__WORK TO DO__
Transcribe every line, keeping it exact.

__SUPPLIED ENTRIES__
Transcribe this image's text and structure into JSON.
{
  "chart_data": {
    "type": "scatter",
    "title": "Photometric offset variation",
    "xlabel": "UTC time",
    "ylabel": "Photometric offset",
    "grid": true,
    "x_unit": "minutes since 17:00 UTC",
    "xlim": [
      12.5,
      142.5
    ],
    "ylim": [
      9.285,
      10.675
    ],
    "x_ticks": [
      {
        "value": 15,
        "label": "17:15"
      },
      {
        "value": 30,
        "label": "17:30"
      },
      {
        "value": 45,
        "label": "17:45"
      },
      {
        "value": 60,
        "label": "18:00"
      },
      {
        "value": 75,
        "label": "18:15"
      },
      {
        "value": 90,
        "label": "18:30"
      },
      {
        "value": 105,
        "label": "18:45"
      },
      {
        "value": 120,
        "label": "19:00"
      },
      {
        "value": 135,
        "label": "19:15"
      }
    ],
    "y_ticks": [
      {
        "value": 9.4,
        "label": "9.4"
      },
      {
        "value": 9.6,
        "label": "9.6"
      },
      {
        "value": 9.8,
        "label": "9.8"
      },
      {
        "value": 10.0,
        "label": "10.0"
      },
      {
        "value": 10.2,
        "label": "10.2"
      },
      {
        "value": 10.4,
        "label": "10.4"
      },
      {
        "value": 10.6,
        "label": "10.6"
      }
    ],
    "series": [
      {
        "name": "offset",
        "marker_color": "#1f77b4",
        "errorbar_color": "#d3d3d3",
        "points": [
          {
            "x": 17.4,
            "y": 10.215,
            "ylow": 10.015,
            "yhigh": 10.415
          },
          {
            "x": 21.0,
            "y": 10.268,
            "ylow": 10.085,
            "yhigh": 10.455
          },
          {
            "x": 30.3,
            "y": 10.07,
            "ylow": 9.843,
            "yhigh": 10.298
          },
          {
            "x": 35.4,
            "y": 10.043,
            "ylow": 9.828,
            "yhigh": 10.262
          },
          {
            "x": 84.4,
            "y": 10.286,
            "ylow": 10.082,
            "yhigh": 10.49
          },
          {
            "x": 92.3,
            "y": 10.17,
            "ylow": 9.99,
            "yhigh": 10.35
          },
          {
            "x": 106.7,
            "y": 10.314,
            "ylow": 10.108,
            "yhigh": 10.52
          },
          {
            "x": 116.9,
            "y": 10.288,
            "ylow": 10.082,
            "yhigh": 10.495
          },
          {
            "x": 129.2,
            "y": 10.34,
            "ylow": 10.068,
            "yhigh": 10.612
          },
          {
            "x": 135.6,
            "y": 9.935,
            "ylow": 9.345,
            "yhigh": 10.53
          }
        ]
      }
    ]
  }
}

__TASK ANSWER__
Transcribe this image's text and structure into JSON.
{
  "chart_data": {
    "type": "scatter",
    "title": "Photometric offset variation",
    "xlabel": "UTC time",
    "ylabel": "Photometric offset",
    "grid": true,
    "x_unit": "minutes since 17:00 UTC",
    "xlim": [
      12.5,
      142.5
    ],
    "ylim": [
      9.285,
      10.675
    ],
    "x_ticks": [
      {
        "value": 15,
        "label": "17:15"
      },
      {
        "value": 30,
        "label": "17:30"
      },
      {
        "value": 45,
        "label": "17:45"
      },
      {
        "value": 60,
        "label": "18:00"
      },
      {
        "value": 75,
        "label": "18:15"
      },
      {
        "value": 90,
        "label": "18:30"
      },
      {
        "value": 105,
        "label": "18:45"
      },
      {
        "value": 120,
        "label": "19:00"
      },
      {
        "value": 135,
        "label": "19:15"
      }
    ],
    "y_ticks": [
      {
        "value": 9.4,
        "label": "9.4"
      },
      {
        "value": 9.6,
        "label": "9.6"
      },
      {
        "value": 9.8,
        "label": "9.8"
      },
      {
        "value": 10.0,
        "label": "10.0"
      },
      {
        "value": 10.2,
        "label": "10.2"
      },
      {
        "value": 10.4,
        "label": "10.4"
      },
      {
        "value": 10.6,
        "label": "10.6"
      }
    ],
    "series": [
      {
        "name": "offset",
        "marker_color": "#1f77b4",
        "errorbar_color": "#d3d3d3",
        "points": [
          {
            "x": 17.4,
            "y": 10.215,
            "ylow": 10.015,
            "yhigh": 10.415
          },
          {
            "x": 21.0,
            "y": 10.268,
            "ylow": 10.085,
            "yhigh": 10.455
          },
          {
            "x": 30.3,
            "y": 10.07,
            "ylow": 9.843,
            "yhigh": 10.298
          },
          {
            "x": 35.4,
            "y": 10.043,
            "ylow": 9.828,
            "yhigh": 10.262
          },
          {
            "x": 84.4,
            "y": 10.286,
            "ylow": 10.082,
            "yhigh": 10.49
          },
          {
            "x": 92.3,
            "y": 10.17,
            "ylow": 9.99,
            "yhigh": 10.35
          },
          {
            "x": 106.7,
            "y": 10.314,
            "ylow": 10.108,
            "yhigh": 10.52
          },
          {
            "x": 116.9,
            "y": 10.288,
            "ylow": 10.082,
            "yhigh": 10.495
          },
          {
            "x": 129.2,
            "y": 10.34,
            "ylow": 10.068,
            "yhigh": 10.612
          },
          {
            "x": 135.6,
            "y": 9.935,
            "ylow": 9.345,
            "yhigh": 10.53
          }
        ]
      }
    ]
  }
}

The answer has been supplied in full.